» Description of the task: Go through the lines below. Copy those with "label".

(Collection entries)

* start *

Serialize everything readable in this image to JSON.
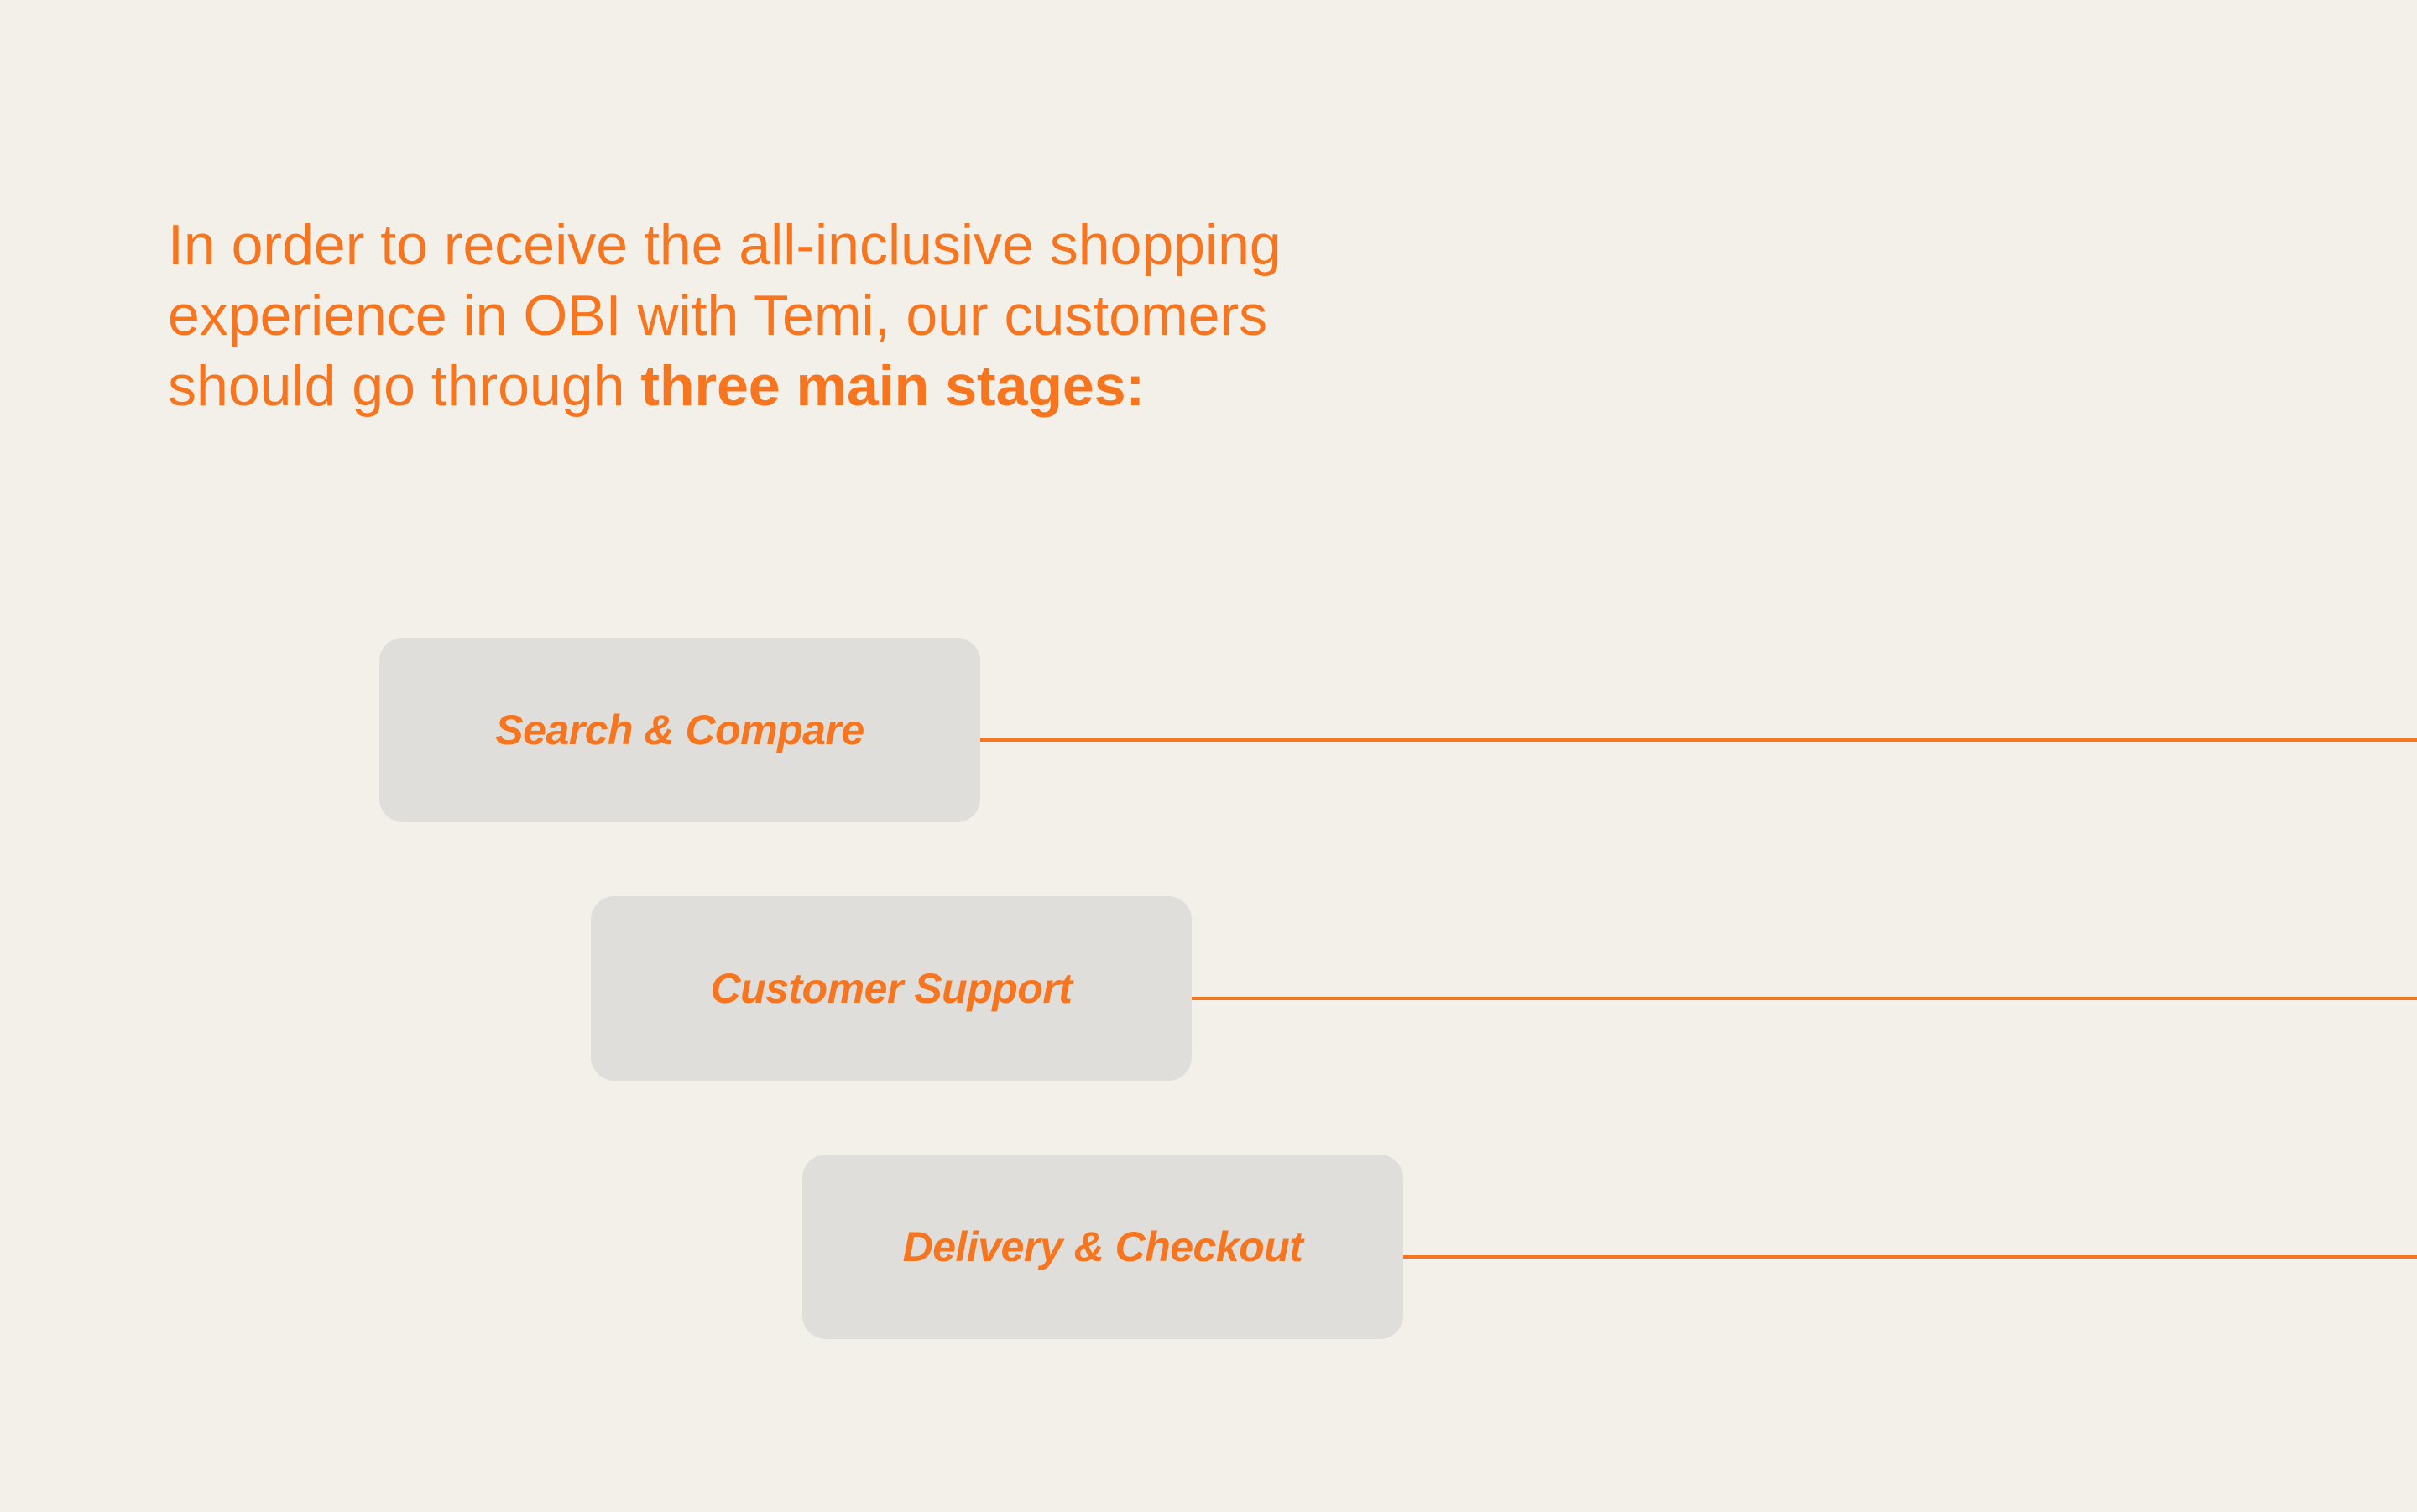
{
  "intro": {
    "line1": "In order to receive the all-inclusive shopping",
    "line2": "experience in OBI with Temi, our customers",
    "line3_prefix": "should go through ",
    "line3_emphasis": "three main stages:"
  },
  "stages": [
    {
      "label": "Search & Compare"
    },
    {
      "label": "Customer Support"
    },
    {
      "label": "Delivery & Checkout"
    }
  ],
  "colors": {
    "accent": "#f7751e",
    "background": "#f3f0ea",
    "box": "#dfdedb"
  }
}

* end *

» Exercise response:
      "label": "Search & Compare"
      "label": "Customer Support"
      "label": "Delivery & Checkout"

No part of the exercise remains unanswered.